▶ _PROBLEM TO WORK ON_
Will you output all of the data below exactly, omitting the images?

▶ _ENTRIES SUPPLIED_
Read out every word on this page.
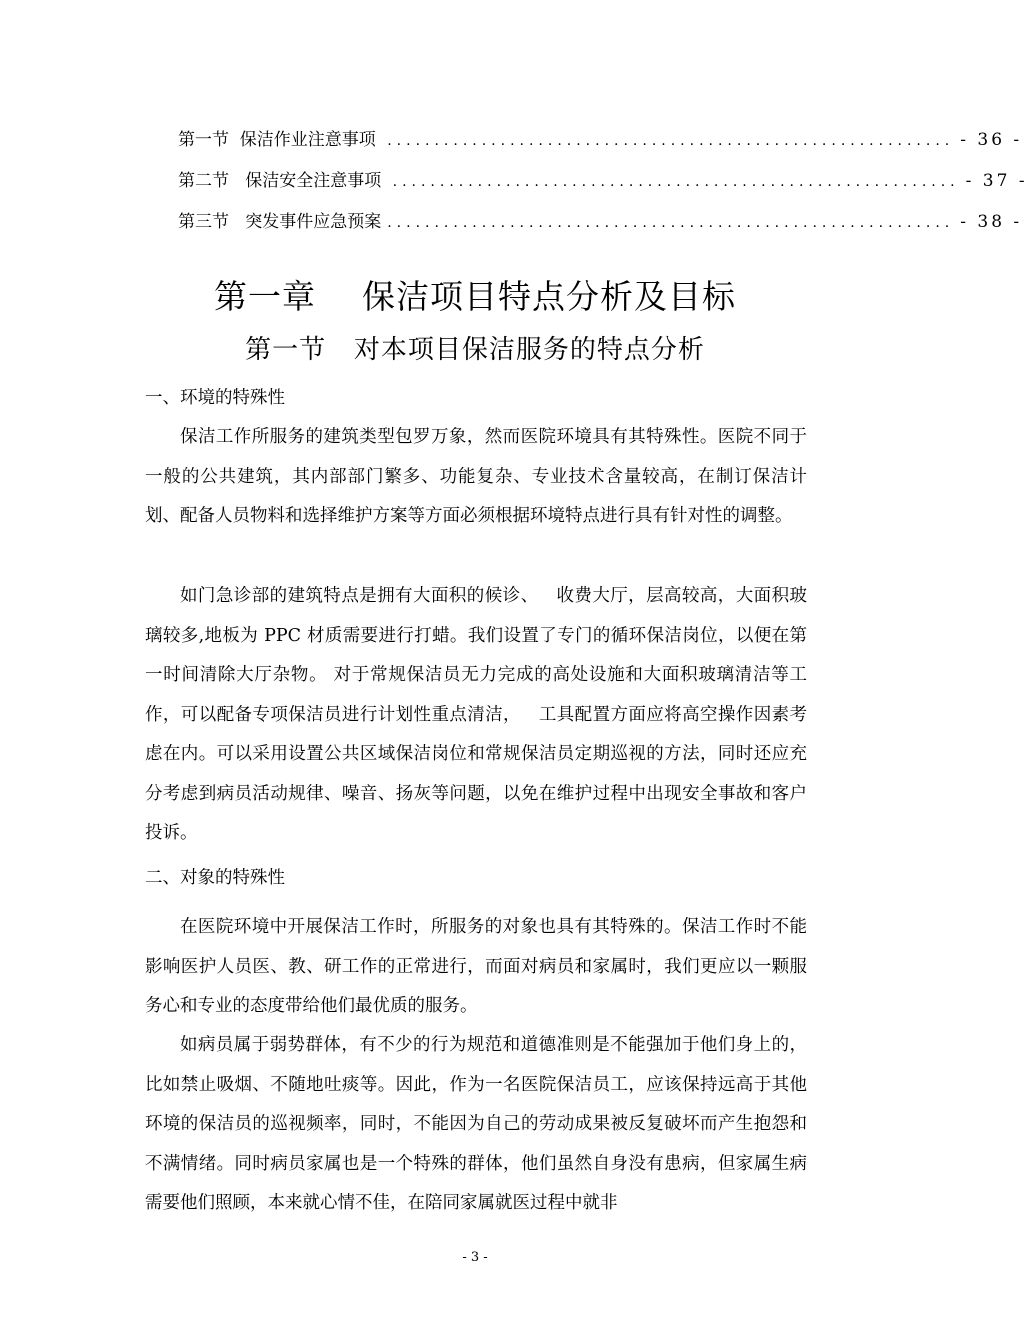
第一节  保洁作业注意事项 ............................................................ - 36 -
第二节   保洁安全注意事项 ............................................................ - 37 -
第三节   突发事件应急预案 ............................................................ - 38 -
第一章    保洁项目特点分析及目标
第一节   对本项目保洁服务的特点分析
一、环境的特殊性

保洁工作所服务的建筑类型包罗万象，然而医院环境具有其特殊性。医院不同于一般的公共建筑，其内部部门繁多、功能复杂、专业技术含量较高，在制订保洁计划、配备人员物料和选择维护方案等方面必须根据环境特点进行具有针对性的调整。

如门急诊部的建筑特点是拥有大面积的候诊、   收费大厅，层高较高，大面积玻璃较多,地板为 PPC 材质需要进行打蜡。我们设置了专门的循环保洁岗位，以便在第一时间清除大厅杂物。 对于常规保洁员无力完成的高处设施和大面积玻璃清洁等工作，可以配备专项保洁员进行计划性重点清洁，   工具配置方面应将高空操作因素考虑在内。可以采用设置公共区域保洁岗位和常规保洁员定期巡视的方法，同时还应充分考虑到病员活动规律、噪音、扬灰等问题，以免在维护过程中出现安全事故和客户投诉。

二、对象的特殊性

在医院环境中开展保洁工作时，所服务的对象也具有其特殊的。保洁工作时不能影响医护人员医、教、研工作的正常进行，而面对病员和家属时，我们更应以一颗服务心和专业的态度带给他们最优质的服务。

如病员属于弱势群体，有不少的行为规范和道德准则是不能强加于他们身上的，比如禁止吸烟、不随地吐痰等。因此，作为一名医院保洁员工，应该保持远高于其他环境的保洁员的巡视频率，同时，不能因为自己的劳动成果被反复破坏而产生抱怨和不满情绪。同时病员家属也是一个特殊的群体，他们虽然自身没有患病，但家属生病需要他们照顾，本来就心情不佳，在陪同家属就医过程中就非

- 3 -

▶ _SOLVED PROBLEM_
Read out every word on this page.
第一节  保洁作业注意事项 ............................................................ - 36 -
第二节   保洁安全注意事项 ............................................................ - 37 -
第三节   突发事件应急预案 ............................................................ - 38 -
第一章    保洁项目特点分析及目标
第一节   对本项目保洁服务的特点分析
一、环境的特殊性

保洁工作所服务的建筑类型包罗万象，然而医院环境具有其特殊性。医院不同于一般的公共建筑，其内部部门繁多、功能复杂、专业技术含量较高，在制订保洁计划、配备人员物料和选择维护方案等方面必须根据环境特点进行具有针对性的调整。

如门急诊部的建筑特点是拥有大面积的候诊、   收费大厅，层高较高，大面积玻璃较多,地板为 PPC 材质需要进行打蜡。我们设置了专门的循环保洁岗位，以便在第一时间清除大厅杂物。 对于常规保洁员无力完成的高处设施和大面积玻璃清洁等工作，可以配备专项保洁员进行计划性重点清洁，   工具配置方面应将高空操作因素考虑在内。可以采用设置公共区域保洁岗位和常规保洁员定期巡视的方法，同时还应充分考虑到病员活动规律、噪音、扬灰等问题，以免在维护过程中出现安全事故和客户投诉。

二、对象的特殊性

在医院环境中开展保洁工作时，所服务的对象也具有其特殊的。保洁工作时不能影响医护人员医、教、研工作的正常进行，而面对病员和家属时，我们更应以一颗服务心和专业的态度带给他们最优质的服务。

如病员属于弱势群体，有不少的行为规范和道德准则是不能强加于他们身上的，比如禁止吸烟、不随地吐痰等。因此，作为一名医院保洁员工，应该保持远高于其他环境的保洁员的巡视频率，同时，不能因为自己的劳动成果被反复破坏而产生抱怨和不满情绪。同时病员家属也是一个特殊的群体，他们虽然自身没有患病，但家属生病需要他们照顾，本来就心情不佳，在陪同家属就医过程中就非

- 3 -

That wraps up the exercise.